TASK
Return all of the entries exactly, with nothing added or left out.
↓↓↓
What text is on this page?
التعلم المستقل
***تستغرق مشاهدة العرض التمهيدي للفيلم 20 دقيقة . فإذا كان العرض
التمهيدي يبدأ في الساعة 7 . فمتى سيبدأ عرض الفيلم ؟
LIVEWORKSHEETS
↑↑↑
TASK SOLUTION
What text is on this page?
التعلم المستقل
***تستغرق مشاهدة العرض التمهيدي للفيلم 20 دقيقة . فإذا كان العرض
التمهيدي يبدأ في الساعة 7 . فمتى سيبدأ عرض الفيلم ؟
LIVEWORKSHEETS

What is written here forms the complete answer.